### Exercise
Check every line below for the word "title" and copy each one that has it.

### Source material
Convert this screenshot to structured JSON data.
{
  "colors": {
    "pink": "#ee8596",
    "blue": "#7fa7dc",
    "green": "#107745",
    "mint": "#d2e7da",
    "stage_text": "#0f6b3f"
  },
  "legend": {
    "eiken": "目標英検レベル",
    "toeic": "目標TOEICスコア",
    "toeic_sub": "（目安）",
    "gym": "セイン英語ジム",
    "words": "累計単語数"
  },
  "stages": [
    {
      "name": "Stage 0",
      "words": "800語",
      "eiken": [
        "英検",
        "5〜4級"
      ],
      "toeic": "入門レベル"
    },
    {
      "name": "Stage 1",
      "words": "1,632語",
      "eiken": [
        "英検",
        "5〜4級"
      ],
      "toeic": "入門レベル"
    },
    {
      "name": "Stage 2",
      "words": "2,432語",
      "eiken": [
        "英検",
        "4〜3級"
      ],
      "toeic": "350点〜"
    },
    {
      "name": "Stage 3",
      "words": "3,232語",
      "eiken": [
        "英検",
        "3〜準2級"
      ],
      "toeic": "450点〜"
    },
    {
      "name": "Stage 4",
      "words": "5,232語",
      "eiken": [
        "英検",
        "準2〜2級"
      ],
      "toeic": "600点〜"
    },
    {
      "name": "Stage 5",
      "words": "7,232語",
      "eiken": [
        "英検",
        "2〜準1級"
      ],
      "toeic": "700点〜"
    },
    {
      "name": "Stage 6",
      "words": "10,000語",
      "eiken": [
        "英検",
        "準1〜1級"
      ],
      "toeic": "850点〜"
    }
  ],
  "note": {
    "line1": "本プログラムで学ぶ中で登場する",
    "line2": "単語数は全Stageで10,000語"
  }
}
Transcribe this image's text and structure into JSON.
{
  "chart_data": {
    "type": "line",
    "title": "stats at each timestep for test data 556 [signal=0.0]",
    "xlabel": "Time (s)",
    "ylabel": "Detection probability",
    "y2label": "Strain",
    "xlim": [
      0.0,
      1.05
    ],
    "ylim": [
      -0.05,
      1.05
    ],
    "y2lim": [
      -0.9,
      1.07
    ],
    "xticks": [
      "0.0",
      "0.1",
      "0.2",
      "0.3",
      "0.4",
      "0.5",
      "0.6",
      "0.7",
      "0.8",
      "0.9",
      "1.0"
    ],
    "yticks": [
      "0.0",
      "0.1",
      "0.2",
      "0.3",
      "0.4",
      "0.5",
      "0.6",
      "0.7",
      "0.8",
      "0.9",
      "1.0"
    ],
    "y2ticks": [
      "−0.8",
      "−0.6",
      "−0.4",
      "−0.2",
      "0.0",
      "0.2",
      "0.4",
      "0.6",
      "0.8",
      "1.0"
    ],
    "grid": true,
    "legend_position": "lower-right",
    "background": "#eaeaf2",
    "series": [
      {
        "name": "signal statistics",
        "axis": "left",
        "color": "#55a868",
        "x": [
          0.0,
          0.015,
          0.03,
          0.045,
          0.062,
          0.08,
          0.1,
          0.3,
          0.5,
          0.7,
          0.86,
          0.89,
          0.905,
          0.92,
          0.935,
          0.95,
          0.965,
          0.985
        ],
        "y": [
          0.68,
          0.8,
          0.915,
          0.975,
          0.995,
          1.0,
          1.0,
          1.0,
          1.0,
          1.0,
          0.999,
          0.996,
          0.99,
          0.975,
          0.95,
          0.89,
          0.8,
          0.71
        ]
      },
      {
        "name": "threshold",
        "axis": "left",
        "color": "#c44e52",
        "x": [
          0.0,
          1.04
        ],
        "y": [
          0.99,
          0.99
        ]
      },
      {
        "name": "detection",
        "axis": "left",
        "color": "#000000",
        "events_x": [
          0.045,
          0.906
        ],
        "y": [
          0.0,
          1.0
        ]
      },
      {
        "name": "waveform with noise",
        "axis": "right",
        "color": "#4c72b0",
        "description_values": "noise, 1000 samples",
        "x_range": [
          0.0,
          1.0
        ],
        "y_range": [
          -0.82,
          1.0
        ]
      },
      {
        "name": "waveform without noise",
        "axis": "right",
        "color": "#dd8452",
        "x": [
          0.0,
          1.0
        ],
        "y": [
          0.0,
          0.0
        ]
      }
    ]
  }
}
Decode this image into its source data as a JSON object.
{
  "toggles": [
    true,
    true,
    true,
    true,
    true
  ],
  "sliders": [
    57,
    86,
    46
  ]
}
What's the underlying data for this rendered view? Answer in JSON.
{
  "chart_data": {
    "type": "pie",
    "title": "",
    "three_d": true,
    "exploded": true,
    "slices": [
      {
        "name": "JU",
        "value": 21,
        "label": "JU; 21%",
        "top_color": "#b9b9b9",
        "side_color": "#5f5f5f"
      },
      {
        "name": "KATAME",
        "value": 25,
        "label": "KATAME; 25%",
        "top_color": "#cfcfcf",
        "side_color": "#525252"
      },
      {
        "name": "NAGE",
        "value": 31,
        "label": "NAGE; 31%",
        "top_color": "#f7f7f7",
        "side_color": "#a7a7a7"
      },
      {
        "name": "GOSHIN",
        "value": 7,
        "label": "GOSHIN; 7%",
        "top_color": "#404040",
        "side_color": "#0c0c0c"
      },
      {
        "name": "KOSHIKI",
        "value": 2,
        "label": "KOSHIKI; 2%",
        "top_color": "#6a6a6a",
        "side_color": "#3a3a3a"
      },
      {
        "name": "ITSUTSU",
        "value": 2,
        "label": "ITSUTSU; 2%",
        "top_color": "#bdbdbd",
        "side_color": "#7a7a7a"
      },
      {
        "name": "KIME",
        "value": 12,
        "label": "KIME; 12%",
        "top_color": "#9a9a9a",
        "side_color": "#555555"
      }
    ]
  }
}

### Answer to this task
    "title": "stats at each timestep for test data 556 [signal=0.0]",
    "title": "",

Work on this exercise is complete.